Exercise objective:
Across the records below, count every line that contains the string "Antivirus", then report the count alone.

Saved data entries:
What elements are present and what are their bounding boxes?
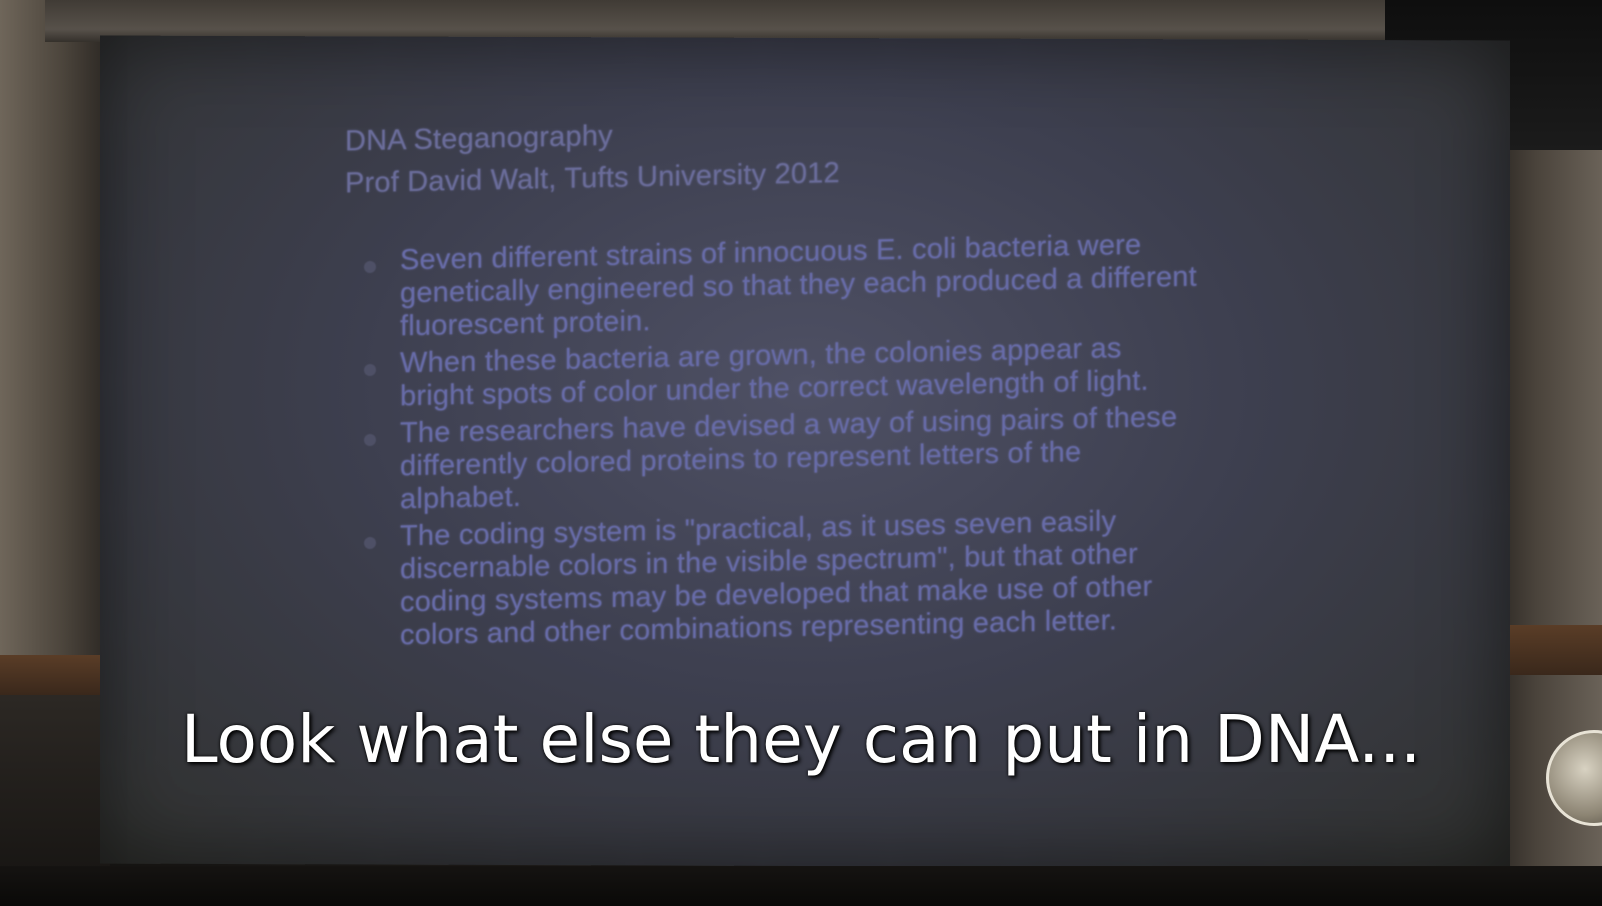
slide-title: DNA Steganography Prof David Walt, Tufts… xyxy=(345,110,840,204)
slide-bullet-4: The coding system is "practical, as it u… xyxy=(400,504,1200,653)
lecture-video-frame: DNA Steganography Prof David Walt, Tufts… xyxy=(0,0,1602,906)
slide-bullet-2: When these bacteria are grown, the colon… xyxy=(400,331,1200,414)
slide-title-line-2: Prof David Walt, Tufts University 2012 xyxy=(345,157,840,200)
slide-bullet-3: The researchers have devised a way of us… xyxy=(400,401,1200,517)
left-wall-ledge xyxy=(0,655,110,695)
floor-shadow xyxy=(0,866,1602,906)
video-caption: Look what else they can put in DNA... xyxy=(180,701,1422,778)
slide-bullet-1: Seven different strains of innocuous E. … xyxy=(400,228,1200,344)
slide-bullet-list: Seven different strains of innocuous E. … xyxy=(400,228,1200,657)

...

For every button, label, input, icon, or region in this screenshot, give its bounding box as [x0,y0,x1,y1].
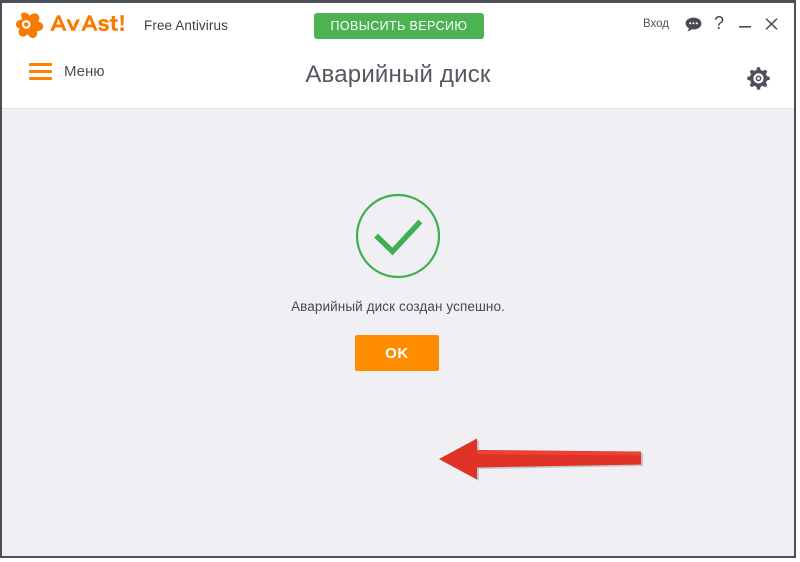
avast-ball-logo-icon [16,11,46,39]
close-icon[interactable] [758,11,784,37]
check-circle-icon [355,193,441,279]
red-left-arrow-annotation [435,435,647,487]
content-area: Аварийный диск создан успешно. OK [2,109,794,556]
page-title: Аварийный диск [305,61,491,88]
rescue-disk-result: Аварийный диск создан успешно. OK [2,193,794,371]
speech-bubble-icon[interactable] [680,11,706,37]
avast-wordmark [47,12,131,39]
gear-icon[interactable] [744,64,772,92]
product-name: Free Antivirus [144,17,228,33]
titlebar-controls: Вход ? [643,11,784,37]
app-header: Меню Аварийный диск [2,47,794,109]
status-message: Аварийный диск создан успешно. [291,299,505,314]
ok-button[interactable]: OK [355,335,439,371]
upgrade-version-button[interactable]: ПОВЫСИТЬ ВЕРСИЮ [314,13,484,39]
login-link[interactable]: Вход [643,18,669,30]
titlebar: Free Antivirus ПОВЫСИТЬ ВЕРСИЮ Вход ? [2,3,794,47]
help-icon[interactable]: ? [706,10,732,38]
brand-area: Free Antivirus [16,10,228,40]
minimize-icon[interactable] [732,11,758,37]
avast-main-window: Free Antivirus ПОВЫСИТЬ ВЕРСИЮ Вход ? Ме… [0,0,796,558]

Exercise output:
4